Quote exactly, and only, the lines from the one containing "Transcribe this image's" through the end of the material below. Skip pictures.

------------------------

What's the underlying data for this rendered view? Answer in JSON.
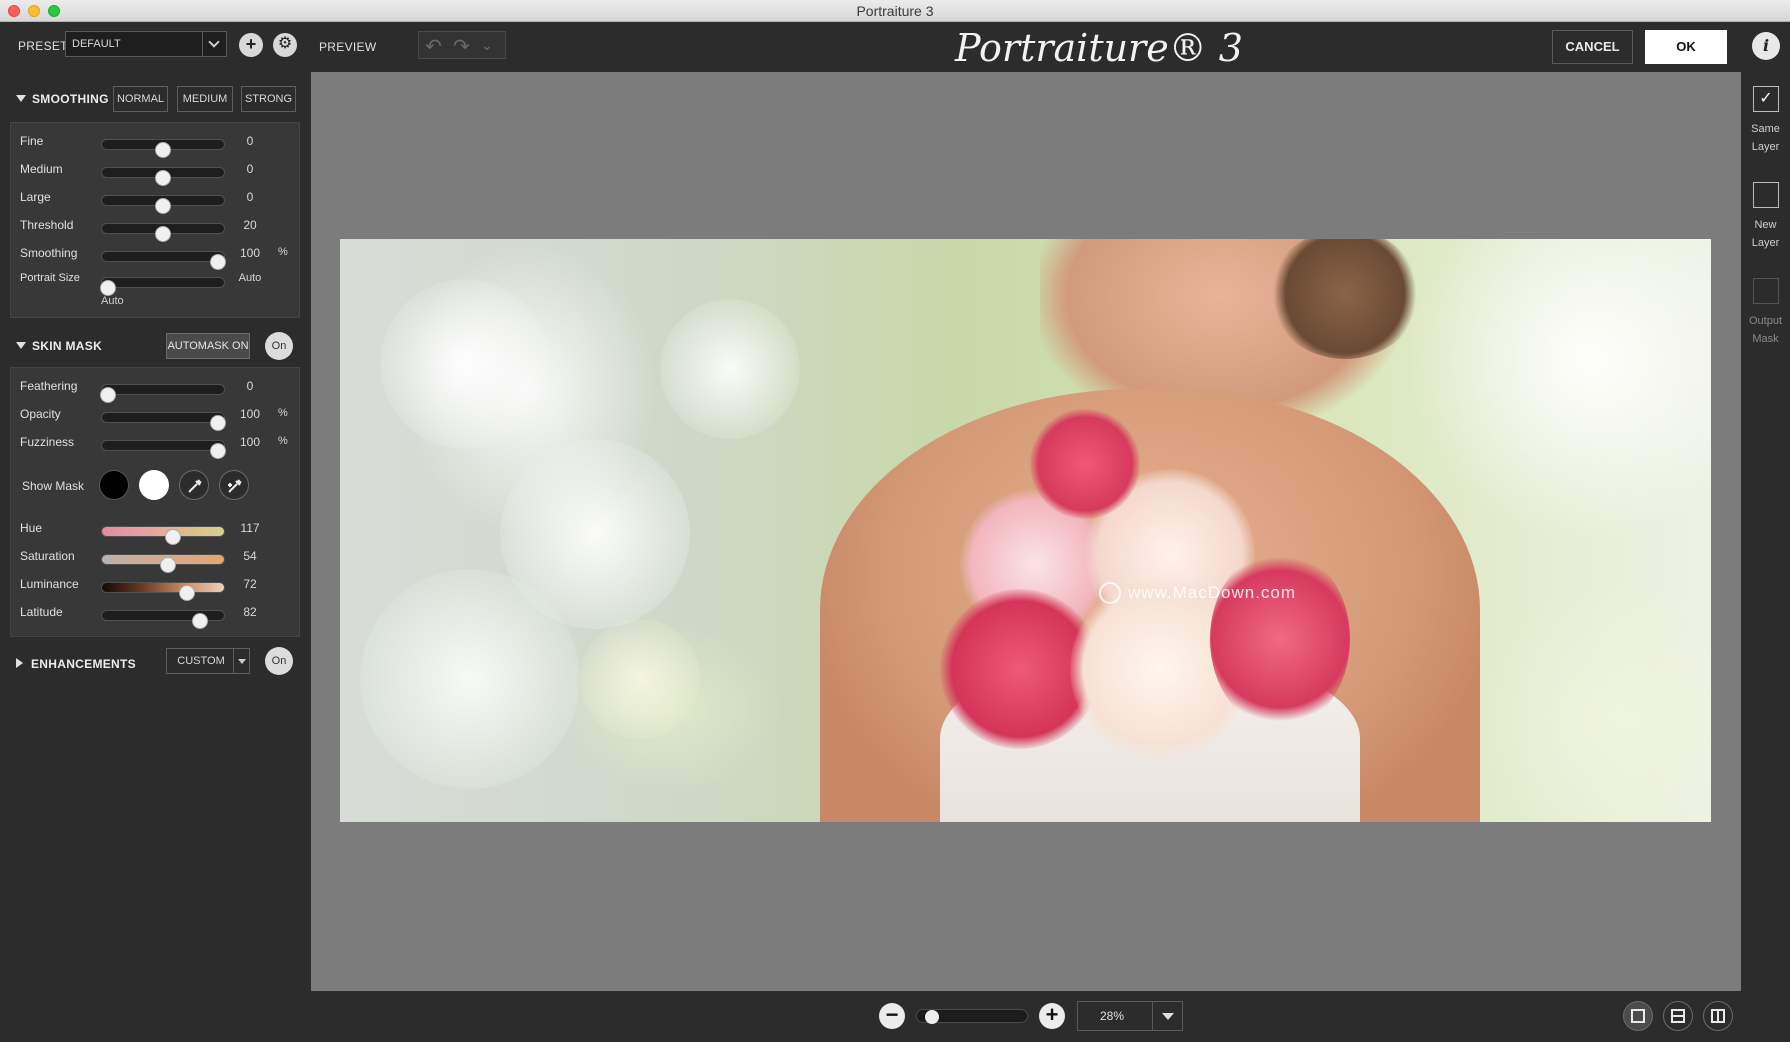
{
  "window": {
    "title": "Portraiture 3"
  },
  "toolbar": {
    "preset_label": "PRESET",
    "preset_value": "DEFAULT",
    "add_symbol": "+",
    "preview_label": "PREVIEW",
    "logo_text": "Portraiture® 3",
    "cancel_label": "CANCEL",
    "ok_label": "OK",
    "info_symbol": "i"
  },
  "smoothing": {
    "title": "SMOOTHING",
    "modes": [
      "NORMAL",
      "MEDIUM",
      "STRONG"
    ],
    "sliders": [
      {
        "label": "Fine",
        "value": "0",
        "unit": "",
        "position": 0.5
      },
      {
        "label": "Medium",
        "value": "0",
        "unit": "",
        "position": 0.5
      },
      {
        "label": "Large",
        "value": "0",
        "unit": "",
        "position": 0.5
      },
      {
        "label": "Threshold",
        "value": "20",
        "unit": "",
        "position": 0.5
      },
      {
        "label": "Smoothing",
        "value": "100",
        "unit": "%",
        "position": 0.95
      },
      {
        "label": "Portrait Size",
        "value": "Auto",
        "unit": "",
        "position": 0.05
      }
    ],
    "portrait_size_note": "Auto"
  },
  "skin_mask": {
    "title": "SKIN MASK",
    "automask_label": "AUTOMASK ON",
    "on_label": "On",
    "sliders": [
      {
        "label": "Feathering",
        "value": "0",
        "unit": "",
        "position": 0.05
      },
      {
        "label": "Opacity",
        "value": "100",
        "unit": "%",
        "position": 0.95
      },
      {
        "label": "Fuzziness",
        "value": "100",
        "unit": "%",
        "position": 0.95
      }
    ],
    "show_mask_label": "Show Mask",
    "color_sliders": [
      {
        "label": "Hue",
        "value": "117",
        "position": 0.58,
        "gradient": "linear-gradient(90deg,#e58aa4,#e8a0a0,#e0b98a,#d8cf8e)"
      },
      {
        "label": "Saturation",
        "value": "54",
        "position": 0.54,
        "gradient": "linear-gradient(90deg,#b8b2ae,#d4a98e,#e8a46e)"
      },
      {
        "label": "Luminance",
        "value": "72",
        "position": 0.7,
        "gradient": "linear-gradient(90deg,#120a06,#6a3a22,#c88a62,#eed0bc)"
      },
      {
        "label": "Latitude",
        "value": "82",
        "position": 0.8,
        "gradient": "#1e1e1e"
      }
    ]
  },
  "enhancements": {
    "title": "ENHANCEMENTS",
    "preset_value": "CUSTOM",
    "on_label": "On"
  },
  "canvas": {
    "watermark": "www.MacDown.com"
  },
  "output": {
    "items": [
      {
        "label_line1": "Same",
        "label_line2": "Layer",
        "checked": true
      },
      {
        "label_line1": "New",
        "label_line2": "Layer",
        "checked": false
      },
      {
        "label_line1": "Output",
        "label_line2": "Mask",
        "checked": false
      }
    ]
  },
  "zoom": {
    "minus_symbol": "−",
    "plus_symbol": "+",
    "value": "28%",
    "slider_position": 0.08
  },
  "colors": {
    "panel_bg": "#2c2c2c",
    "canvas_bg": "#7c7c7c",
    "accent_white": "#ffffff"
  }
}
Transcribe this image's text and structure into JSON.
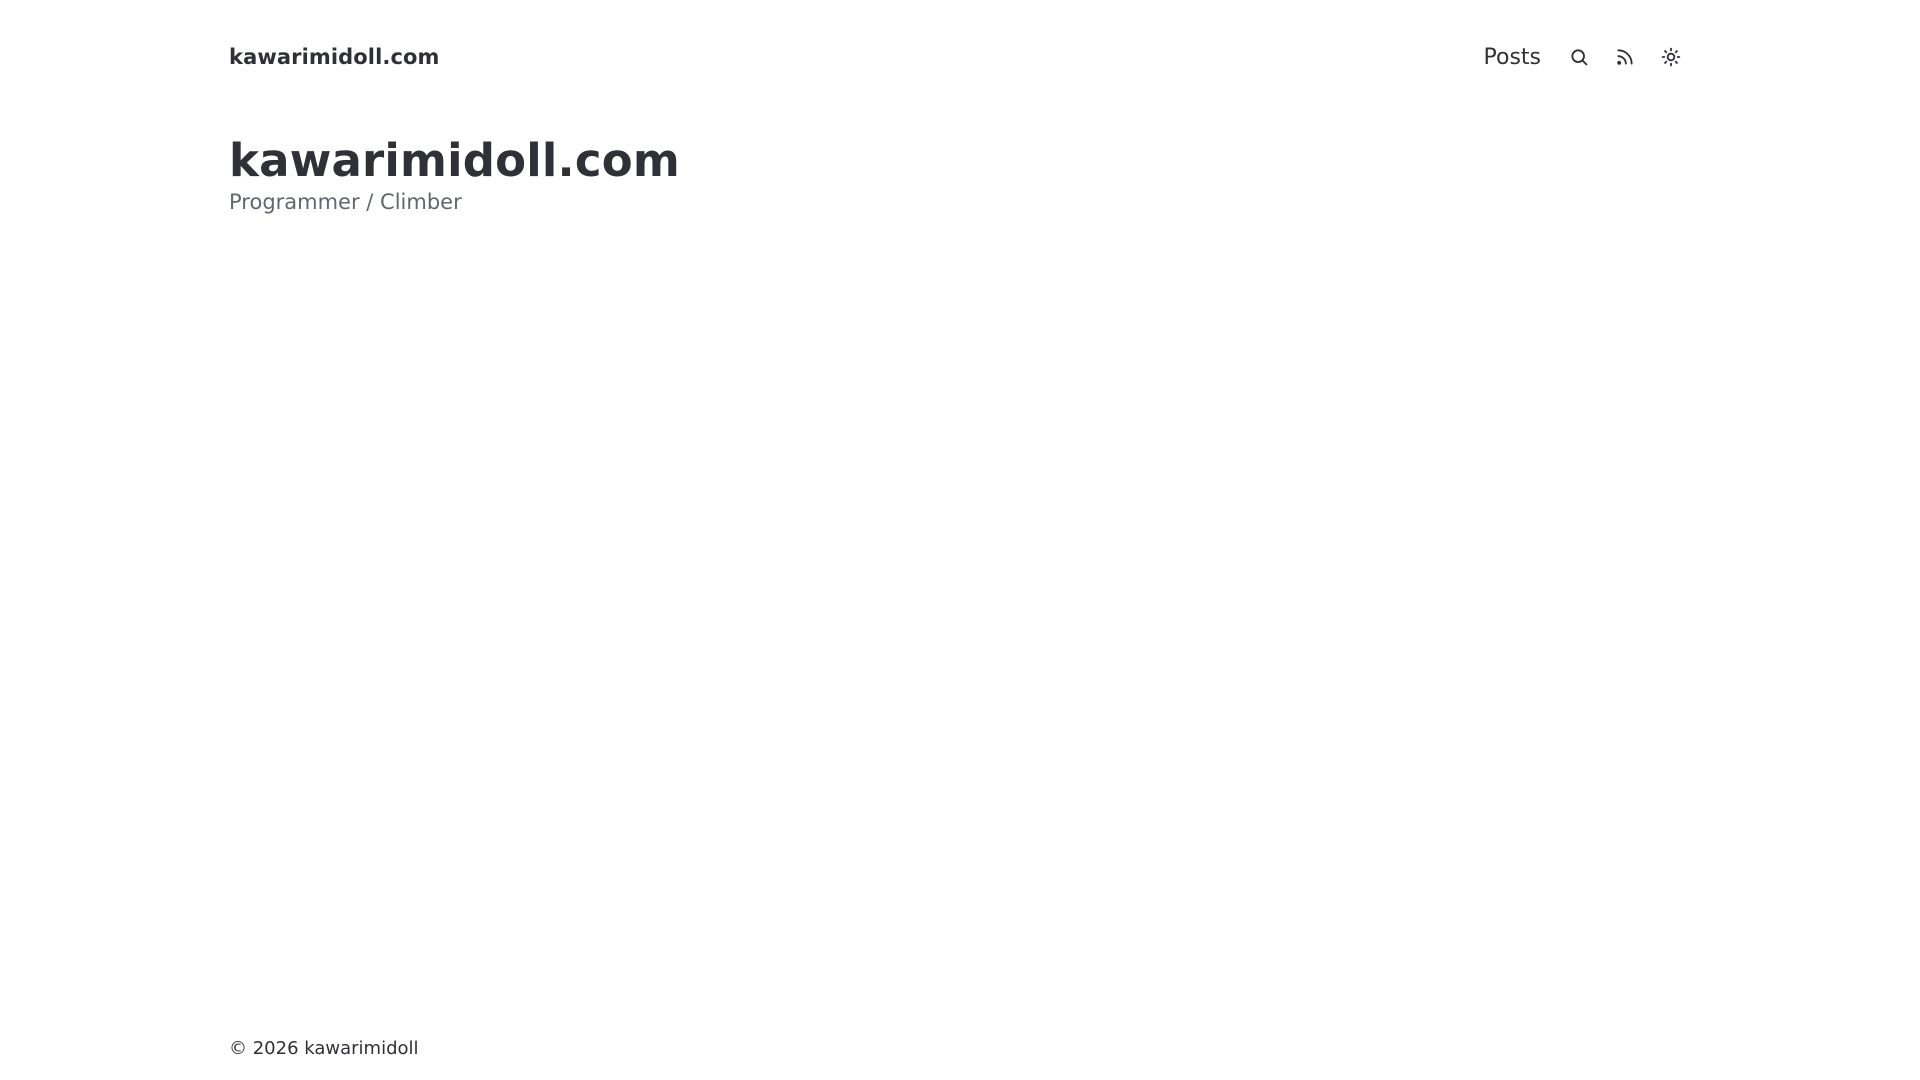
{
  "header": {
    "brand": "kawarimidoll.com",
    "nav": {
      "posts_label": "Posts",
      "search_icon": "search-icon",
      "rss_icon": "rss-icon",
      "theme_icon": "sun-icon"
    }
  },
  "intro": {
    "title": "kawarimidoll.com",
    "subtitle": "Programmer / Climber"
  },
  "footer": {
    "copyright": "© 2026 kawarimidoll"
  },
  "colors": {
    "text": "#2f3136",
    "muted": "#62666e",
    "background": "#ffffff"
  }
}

------------------------

▸ **TASK RESPONSE**:
Transcribe this image's text and structure into JSON.
{
  "header": {
    "brand": "kawarimidoll.com",
    "nav": {
      "posts_label": "Posts",
      "search_icon": "search-icon",
      "rss_icon": "rss-icon",
      "theme_icon": "sun-icon"
    }
  },
  "intro": {
    "title": "kawarimidoll.com",
    "subtitle": "Programmer / Climber"
  },
  "footer": {
    "copyright": "© 2026 kawarimidoll"
  },
  "colors": {
    "text": "#2f3136",
    "muted": "#62666e",
    "background": "#ffffff"
  }
}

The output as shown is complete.